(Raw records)
-=-=-=-=-

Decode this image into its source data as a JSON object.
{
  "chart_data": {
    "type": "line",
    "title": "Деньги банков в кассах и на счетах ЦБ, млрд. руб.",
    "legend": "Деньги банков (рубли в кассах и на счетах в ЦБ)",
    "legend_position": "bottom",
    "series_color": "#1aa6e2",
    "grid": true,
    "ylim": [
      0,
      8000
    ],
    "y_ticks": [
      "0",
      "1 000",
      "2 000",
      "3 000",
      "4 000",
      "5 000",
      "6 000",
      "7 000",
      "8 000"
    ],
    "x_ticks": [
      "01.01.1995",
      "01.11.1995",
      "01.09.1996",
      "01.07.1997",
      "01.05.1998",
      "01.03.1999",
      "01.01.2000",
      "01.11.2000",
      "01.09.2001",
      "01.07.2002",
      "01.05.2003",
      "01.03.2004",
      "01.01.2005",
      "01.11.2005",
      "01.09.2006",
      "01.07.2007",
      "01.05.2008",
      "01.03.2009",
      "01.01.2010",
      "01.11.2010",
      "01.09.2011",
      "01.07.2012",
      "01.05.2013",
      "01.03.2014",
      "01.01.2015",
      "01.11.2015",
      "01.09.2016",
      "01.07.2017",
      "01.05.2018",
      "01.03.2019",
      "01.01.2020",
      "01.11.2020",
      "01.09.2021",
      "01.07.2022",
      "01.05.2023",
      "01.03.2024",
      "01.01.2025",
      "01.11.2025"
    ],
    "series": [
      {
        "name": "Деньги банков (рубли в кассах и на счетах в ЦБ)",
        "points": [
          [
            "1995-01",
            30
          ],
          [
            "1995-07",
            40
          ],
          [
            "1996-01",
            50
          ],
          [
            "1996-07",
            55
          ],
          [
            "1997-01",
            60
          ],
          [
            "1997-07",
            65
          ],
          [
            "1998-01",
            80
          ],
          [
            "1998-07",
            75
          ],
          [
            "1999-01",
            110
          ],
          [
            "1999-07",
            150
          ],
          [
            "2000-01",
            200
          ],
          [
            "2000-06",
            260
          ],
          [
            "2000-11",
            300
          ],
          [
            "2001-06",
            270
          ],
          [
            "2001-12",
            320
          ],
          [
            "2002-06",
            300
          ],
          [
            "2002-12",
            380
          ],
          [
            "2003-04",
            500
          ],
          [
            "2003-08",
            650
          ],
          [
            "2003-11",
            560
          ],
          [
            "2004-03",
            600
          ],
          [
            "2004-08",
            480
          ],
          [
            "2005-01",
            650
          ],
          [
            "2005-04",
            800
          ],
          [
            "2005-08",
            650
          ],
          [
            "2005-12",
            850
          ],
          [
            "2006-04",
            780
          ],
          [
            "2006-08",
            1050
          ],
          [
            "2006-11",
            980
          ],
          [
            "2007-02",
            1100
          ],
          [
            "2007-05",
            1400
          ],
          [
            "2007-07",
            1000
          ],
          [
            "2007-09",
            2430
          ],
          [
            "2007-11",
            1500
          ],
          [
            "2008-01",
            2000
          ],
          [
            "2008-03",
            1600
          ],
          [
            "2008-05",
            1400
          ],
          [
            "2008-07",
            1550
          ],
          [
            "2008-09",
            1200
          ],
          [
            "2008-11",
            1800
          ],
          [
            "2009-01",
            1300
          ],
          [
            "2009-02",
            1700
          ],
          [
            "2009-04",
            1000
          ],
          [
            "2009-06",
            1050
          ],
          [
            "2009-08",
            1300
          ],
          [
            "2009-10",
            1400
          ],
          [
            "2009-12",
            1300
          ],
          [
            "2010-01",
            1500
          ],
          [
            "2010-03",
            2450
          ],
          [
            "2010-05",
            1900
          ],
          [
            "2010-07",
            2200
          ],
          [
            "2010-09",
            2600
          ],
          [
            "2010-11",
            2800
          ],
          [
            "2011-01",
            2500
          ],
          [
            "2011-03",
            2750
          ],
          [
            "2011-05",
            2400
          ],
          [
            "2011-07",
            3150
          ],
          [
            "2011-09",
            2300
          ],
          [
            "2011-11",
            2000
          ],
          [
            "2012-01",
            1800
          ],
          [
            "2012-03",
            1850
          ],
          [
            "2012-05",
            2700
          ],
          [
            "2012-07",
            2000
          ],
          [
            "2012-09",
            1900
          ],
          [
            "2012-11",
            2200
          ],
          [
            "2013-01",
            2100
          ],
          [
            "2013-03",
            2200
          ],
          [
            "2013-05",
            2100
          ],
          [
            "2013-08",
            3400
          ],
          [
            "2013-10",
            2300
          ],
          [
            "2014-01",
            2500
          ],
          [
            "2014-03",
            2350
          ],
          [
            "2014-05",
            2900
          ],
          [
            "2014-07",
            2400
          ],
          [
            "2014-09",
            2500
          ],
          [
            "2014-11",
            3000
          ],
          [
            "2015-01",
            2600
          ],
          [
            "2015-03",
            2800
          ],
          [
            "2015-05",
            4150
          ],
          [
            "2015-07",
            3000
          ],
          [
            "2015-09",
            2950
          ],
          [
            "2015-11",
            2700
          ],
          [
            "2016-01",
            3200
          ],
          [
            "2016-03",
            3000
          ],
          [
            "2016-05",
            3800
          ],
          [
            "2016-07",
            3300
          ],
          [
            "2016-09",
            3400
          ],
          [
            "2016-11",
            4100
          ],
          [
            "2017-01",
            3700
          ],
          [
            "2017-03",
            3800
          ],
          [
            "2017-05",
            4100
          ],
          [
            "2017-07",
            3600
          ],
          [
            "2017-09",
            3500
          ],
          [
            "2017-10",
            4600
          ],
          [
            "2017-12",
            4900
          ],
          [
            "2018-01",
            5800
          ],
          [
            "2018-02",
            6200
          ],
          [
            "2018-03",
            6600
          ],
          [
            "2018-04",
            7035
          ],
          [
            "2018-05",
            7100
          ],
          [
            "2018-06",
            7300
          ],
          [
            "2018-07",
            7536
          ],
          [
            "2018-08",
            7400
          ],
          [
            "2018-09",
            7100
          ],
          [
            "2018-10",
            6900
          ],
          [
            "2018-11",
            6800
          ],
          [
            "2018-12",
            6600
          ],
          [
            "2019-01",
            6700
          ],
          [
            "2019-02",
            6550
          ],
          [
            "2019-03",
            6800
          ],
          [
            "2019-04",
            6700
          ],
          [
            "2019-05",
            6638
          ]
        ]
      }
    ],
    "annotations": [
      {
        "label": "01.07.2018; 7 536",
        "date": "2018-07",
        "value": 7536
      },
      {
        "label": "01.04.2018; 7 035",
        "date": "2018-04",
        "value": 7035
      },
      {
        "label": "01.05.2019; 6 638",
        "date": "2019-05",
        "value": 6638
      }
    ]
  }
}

-=-=-=-=-

## Given instruction
In the entries above, find every line with the word "кассах" and list it.

## Correct answer
    "title": "Деньги банков в кассах и на счетах ЦБ, млрд. руб.",
    "legend": "Деньги банков (рубли в кассах и на счетах в ЦБ)",
        "name": "Деньги банков (рубли в кассах и на счетах в ЦБ)",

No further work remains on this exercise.